● TASK REQUIREMENTS
[a] Would you transcribe everything from "Gothong+Lorenzo was not" down to "on container shipping." in the shipping passage?
[b] What does the shipping passage say, summed up in two sentences?

● DOCUMENT EXCERPT
--- start ---
Gothong+Lorenzo was not able to respond well to this challenge (though they tried) as they had no true fast cruiser liners. So, they had to use two ships for a route to maintain a weekly sailing or three ships to maintain a cycle of every 10 days. Sweet Lines also tried but like Gothong+Lorenzo they also have no fast cruisers assigned to Southern Mindanao (they had two though in Cebu, the “Sweet Faith” and the “Sweet Home”). Compania Maritima and Sweet Lines were the users of three ships to the Davao route to be able to cycle a ship every 10 days. Aboitiz Shipping, meanwhile, with no new ships simply dropped out of liner shipping to Southern Mindanao and just concentrated on container shipping.
--- end ---
● DATASET SECTION
--- start ---
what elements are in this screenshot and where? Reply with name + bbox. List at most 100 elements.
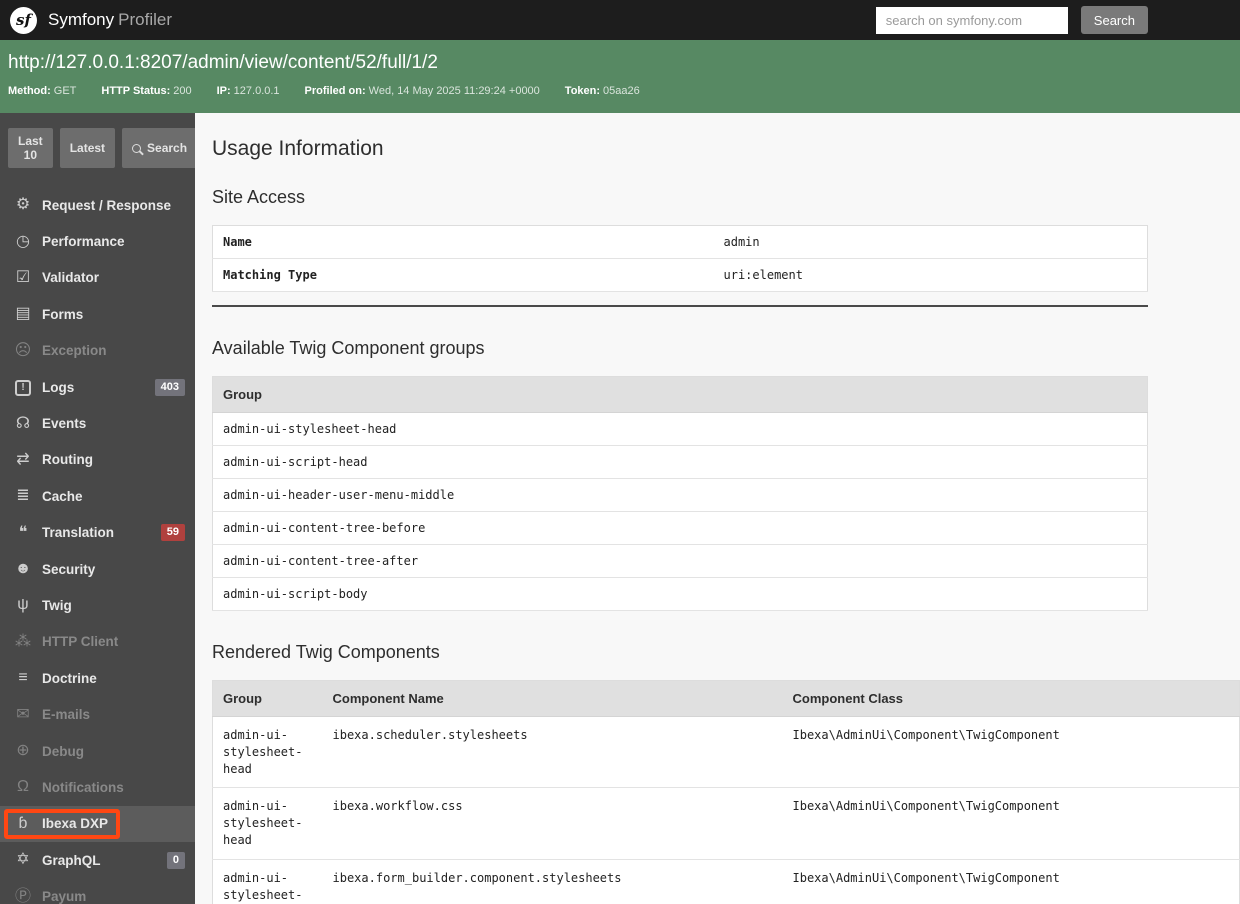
--- end ---
● WORKED ANSWERS
[a]
Gothong+Lorenzo was not able to respond well to this challenge (though they tried) as they had no true fast cruiser liners. So, they had to use two ships for a route to maintain a weekly sailing or three ships to maintain a cycle of every 10 days. Sweet Lines also tried but like Gothong+Lorenzo they also have no fast cruisers assigned to Southern Mindanao (they had two though in Cebu, the “Sweet Faith” and the “Sweet Home”). Compania Maritima and Sweet Lines were the users of three ships to the Davao route to be able to cycle a ship every 10 days. Aboitiz Shipping, meanwhile, with no new ships simply dropped out of liner shipping to Southern Mindanao and just concentrated on container shipping.

[b] Gothong+Lorenzo had no true fast cruiser liners, so it had to use two ships on a route for a weekly sailing or three for a 10-day cycle, and Sweet Lines likewise had no fast cruisers assigned to Southern Mindanao. Compania Maritima and Sweet Lines ran three ships on the Davao route, while Aboitiz Shipping, with no new ships, dropped out of liner shipping to Southern Mindanao to concentrate on container shipping.